__Task instructions__. Render the records as a JSON list of strings, one per line with blank lines omitted: begin at the start of the records and stop after the line that contains "data-point <box>734 136 745 148</box>".
--*--
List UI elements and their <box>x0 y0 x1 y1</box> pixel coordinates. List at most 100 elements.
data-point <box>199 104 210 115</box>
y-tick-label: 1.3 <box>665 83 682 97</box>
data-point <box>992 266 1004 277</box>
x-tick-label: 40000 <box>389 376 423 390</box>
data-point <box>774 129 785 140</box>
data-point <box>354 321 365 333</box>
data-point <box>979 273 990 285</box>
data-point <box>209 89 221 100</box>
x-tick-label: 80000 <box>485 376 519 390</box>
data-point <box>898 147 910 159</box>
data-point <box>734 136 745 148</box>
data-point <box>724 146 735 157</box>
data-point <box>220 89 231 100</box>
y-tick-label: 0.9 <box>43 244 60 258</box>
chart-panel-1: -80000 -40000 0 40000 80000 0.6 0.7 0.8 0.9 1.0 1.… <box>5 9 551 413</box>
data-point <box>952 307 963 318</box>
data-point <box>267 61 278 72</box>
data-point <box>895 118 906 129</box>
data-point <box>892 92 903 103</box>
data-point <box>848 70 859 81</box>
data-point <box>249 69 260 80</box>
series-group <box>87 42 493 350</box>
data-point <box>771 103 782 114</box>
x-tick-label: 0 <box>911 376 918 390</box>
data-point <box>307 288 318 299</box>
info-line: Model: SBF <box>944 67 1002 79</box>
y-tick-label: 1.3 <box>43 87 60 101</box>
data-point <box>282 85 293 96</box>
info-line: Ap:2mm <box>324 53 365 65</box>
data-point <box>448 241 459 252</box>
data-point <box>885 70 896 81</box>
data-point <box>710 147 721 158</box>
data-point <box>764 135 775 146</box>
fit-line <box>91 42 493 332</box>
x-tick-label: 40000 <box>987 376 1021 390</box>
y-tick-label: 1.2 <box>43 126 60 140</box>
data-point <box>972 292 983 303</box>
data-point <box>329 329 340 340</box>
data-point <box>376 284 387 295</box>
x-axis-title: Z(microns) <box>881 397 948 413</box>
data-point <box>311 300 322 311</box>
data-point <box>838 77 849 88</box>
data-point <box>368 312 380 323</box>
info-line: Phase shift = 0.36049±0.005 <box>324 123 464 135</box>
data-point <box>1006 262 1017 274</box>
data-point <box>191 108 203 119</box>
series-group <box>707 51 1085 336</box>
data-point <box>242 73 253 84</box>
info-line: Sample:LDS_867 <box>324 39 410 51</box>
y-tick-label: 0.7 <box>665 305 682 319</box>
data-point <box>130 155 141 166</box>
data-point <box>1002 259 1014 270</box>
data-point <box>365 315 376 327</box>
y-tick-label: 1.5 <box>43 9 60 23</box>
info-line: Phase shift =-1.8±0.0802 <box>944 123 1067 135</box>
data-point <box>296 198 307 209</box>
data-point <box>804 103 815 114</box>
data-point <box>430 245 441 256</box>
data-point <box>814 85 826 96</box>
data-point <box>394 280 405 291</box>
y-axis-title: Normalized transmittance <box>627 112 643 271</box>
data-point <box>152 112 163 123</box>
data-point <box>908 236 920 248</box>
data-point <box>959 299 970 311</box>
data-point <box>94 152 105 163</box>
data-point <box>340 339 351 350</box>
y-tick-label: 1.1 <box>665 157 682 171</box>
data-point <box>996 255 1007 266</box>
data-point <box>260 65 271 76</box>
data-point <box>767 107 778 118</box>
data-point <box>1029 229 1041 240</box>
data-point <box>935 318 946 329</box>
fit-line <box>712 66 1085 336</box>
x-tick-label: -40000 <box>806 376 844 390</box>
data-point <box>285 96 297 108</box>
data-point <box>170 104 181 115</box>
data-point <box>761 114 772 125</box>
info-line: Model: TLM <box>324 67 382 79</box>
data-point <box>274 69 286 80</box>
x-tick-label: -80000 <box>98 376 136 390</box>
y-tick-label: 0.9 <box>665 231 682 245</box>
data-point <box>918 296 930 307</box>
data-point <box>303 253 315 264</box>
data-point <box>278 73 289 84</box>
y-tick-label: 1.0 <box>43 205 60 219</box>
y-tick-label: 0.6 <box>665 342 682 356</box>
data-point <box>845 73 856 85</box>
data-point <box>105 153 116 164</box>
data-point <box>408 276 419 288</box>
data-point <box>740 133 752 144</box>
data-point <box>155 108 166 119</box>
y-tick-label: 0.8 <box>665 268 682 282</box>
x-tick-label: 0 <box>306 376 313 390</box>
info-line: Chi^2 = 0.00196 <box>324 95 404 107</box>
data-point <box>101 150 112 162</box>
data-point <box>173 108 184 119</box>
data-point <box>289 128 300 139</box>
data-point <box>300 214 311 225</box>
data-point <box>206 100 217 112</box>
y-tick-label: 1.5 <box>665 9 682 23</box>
--*--
__Solution for this exercise__.
[
  "List UI elements and their <box>x0 y0 x1 y1</box> pixel coordinates. List at most 100 elements.",
  "data-point <box>199 104 210 115</box>",
  "y-tick-label: 1.3 <box>665 83 682 97</box>",
  "data-point <box>992 266 1004 277</box>",
  "x-tick-label: 40000 <box>389 376 423 390</box>",
  "data-point <box>774 129 785 140</box>",
  "data-point <box>354 321 365 333</box>",
  "data-point <box>979 273 990 285</box>",
  "data-point <box>209 89 221 100</box>",
  "x-tick-label: 80000 <box>485 376 519 390</box>",
  "data-point <box>898 147 910 159</box>",
  "data-point <box>734 136 745 148</box>"
]